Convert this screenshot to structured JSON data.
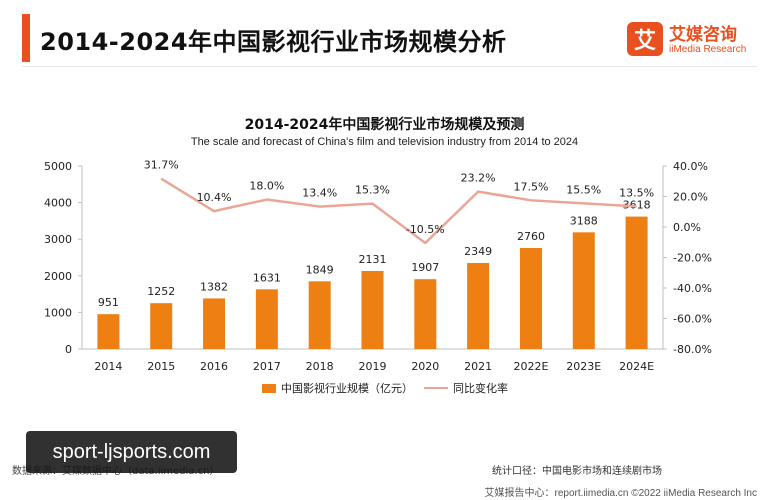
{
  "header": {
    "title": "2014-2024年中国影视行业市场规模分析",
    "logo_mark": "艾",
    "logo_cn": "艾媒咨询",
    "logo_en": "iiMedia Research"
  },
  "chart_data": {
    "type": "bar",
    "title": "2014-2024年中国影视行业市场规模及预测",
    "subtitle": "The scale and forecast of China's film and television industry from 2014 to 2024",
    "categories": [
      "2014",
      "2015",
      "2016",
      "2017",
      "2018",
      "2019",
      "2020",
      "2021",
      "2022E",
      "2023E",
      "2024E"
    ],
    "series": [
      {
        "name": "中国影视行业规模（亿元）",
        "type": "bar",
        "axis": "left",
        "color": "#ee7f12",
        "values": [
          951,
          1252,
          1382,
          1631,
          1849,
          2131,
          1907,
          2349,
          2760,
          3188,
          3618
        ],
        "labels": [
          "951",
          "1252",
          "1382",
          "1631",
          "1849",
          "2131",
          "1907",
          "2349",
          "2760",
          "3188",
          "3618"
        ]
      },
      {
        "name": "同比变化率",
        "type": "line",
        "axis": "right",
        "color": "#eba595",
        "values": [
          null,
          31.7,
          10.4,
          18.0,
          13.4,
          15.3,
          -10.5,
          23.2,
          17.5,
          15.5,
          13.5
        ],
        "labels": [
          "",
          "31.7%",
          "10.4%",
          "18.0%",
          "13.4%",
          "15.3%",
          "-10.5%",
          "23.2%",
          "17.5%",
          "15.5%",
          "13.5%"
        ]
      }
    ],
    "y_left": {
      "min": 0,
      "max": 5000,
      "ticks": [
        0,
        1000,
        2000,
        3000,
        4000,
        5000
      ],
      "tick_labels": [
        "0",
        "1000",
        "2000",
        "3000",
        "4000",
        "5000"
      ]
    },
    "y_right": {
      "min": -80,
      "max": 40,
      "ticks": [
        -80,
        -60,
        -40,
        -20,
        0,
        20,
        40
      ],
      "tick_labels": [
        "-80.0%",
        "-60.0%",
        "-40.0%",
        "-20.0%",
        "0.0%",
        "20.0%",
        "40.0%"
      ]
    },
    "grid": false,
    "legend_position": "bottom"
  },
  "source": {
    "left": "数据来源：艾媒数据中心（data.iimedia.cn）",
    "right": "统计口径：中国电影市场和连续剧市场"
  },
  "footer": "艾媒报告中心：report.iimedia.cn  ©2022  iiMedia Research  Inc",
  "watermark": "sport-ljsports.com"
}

* **AIM**: Repeat the material above verbatim, with no pictures in the output.

* **SOLUTION**:
Convert this screenshot to structured JSON data.
{
  "header": {
    "title": "2014-2024年中国影视行业市场规模分析",
    "logo_mark": "艾",
    "logo_cn": "艾媒咨询",
    "logo_en": "iiMedia Research"
  },
  "chart_data": {
    "type": "bar",
    "title": "2014-2024年中国影视行业市场规模及预测",
    "subtitle": "The scale and forecast of China's film and television industry from 2014 to 2024",
    "categories": [
      "2014",
      "2015",
      "2016",
      "2017",
      "2018",
      "2019",
      "2020",
      "2021",
      "2022E",
      "2023E",
      "2024E"
    ],
    "series": [
      {
        "name": "中国影视行业规模（亿元）",
        "type": "bar",
        "axis": "left",
        "color": "#ee7f12",
        "values": [
          951,
          1252,
          1382,
          1631,
          1849,
          2131,
          1907,
          2349,
          2760,
          3188,
          3618
        ],
        "labels": [
          "951",
          "1252",
          "1382",
          "1631",
          "1849",
          "2131",
          "1907",
          "2349",
          "2760",
          "3188",
          "3618"
        ]
      },
      {
        "name": "同比变化率",
        "type": "line",
        "axis": "right",
        "color": "#eba595",
        "values": [
          null,
          31.7,
          10.4,
          18.0,
          13.4,
          15.3,
          -10.5,
          23.2,
          17.5,
          15.5,
          13.5
        ],
        "labels": [
          "",
          "31.7%",
          "10.4%",
          "18.0%",
          "13.4%",
          "15.3%",
          "-10.5%",
          "23.2%",
          "17.5%",
          "15.5%",
          "13.5%"
        ]
      }
    ],
    "y_left": {
      "min": 0,
      "max": 5000,
      "ticks": [
        0,
        1000,
        2000,
        3000,
        4000,
        5000
      ],
      "tick_labels": [
        "0",
        "1000",
        "2000",
        "3000",
        "4000",
        "5000"
      ]
    },
    "y_right": {
      "min": -80,
      "max": 40,
      "ticks": [
        -80,
        -60,
        -40,
        -20,
        0,
        20,
        40
      ],
      "tick_labels": [
        "-80.0%",
        "-60.0%",
        "-40.0%",
        "-20.0%",
        "0.0%",
        "20.0%",
        "40.0%"
      ]
    },
    "grid": false,
    "legend_position": "bottom"
  },
  "source": {
    "left": "数据来源：艾媒数据中心（data.iimedia.cn）",
    "right": "统计口径：中国电影市场和连续剧市场"
  },
  "footer": "艾媒报告中心：report.iimedia.cn  ©2022  iiMedia Research  Inc",
  "watermark": "sport-ljsports.com"
}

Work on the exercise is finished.